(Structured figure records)
########################################

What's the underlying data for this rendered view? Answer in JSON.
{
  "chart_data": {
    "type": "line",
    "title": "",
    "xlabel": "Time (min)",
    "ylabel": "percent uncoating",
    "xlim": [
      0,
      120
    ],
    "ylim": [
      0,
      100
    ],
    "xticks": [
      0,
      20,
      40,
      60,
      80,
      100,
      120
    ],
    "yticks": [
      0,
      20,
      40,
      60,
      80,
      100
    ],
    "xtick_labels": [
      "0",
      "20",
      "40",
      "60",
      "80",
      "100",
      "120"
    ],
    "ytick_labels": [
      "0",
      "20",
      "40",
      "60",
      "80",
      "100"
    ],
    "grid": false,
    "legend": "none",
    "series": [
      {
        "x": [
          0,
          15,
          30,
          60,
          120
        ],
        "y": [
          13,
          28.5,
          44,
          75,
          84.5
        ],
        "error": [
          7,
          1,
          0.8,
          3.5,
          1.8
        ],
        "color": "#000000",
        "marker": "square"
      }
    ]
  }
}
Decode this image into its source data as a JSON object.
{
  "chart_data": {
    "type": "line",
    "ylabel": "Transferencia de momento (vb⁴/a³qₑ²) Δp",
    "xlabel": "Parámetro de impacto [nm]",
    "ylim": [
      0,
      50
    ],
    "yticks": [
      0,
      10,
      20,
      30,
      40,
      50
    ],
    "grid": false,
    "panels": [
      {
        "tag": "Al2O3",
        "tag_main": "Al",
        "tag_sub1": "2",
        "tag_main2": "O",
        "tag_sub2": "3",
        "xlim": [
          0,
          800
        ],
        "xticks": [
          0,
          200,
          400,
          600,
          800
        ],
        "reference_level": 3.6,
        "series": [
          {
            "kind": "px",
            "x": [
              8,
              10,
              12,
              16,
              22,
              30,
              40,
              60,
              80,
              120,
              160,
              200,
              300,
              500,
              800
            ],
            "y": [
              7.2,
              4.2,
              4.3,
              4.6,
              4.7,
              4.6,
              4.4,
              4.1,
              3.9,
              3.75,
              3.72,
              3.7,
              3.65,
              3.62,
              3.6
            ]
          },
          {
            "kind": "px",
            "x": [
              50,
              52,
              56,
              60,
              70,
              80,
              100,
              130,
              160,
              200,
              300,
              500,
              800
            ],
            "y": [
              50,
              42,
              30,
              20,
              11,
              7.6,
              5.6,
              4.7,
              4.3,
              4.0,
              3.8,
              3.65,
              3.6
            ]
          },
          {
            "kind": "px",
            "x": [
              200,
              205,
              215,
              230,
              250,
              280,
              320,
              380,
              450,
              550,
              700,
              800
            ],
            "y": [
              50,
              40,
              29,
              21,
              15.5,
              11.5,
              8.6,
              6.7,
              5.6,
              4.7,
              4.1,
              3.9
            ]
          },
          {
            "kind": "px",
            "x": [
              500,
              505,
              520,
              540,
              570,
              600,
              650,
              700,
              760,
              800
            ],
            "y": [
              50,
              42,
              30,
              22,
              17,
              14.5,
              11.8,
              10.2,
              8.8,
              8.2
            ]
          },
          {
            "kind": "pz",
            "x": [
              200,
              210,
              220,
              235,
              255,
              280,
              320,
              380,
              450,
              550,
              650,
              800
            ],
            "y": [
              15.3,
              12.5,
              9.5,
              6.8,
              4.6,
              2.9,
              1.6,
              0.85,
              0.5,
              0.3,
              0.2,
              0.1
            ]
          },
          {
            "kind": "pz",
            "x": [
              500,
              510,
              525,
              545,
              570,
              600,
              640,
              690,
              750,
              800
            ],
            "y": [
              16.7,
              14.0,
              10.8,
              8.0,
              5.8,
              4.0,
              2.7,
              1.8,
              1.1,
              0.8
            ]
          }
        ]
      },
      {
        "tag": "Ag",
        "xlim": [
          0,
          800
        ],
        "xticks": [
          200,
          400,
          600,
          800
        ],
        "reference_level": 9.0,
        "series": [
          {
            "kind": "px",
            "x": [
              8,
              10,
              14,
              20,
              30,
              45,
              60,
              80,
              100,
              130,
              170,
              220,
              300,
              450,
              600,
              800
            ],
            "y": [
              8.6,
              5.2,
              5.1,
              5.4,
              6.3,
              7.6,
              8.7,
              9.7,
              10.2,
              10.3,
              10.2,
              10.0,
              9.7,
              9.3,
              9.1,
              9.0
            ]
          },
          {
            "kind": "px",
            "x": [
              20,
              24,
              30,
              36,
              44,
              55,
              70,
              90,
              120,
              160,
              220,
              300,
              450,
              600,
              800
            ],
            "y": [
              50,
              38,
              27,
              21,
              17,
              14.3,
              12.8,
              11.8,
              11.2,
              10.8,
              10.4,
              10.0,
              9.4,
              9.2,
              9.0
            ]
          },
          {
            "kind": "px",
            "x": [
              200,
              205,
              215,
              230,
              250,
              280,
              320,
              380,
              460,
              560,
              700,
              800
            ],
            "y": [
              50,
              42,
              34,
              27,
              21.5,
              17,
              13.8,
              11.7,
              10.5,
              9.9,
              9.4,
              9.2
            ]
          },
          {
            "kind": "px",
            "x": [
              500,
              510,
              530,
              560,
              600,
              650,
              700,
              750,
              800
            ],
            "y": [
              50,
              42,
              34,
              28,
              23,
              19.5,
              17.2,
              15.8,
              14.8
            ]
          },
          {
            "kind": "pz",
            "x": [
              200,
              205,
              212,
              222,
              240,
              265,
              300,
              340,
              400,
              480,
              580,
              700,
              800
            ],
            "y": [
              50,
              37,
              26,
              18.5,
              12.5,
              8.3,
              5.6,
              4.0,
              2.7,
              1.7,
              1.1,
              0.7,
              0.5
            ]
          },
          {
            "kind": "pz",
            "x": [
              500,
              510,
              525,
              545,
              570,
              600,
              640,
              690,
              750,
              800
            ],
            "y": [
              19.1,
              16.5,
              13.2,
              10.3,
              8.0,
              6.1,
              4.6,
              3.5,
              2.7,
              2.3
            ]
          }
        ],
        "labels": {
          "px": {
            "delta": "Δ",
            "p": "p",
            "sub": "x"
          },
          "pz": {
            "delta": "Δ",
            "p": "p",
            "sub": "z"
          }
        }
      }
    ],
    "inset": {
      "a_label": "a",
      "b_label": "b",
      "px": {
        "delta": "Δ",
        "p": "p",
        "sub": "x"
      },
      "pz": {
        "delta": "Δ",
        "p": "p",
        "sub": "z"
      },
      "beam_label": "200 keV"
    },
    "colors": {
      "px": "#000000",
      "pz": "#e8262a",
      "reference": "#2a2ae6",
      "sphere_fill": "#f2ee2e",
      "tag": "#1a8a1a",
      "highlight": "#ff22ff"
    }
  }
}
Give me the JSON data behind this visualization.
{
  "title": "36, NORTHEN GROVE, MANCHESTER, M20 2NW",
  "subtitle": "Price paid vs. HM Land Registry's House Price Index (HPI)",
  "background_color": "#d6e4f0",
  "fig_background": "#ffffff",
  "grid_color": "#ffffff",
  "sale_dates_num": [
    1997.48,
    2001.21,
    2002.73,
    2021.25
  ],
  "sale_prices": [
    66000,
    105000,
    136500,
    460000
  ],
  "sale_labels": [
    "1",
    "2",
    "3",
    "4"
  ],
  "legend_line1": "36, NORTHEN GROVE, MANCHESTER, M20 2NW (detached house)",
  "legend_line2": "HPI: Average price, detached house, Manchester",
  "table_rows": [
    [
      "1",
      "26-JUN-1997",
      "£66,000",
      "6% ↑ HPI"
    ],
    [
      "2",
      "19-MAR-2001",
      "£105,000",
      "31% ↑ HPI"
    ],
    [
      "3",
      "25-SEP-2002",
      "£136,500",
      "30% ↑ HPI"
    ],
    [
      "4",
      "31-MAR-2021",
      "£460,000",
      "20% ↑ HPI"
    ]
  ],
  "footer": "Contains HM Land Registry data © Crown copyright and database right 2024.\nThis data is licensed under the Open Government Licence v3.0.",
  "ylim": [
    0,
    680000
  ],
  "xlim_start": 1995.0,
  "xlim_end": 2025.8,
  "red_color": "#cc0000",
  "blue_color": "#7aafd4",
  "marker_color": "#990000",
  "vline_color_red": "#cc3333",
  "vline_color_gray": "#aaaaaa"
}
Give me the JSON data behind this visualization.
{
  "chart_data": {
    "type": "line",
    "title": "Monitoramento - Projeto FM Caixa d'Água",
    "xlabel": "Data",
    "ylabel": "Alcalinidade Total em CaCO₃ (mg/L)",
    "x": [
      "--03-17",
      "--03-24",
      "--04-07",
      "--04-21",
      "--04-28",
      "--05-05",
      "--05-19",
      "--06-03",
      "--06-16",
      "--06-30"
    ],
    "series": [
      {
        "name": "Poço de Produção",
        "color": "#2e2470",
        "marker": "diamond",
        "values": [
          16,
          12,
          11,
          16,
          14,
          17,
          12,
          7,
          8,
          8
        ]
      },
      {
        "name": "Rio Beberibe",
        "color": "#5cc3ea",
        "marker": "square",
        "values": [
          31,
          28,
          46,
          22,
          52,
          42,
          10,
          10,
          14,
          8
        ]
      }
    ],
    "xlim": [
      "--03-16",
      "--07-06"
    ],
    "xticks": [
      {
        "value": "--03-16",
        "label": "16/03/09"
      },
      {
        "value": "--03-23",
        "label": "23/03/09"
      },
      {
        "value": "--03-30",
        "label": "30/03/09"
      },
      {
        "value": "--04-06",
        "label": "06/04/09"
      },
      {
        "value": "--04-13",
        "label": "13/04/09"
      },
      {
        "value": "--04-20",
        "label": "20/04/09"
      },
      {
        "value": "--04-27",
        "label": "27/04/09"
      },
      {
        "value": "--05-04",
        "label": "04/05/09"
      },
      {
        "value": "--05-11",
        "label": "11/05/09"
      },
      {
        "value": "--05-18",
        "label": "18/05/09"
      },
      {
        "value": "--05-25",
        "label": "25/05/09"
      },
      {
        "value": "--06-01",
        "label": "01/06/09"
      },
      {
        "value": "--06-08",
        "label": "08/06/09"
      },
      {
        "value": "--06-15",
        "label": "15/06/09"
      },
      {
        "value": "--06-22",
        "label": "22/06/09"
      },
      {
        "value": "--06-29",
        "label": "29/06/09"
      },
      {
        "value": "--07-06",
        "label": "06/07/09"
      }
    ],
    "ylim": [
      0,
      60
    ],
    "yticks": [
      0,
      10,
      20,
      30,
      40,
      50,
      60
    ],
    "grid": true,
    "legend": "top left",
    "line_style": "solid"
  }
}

########################################

_Description of the task_
Gather from the records above every line containing the string "detached".

_Answer to this problem_
  "legend_line1": "36, NORTHEN GROVE, MANCHESTER, M20 2NW (detached house)",
  "legend_line2": "HPI: Average price, detached house, Manchester",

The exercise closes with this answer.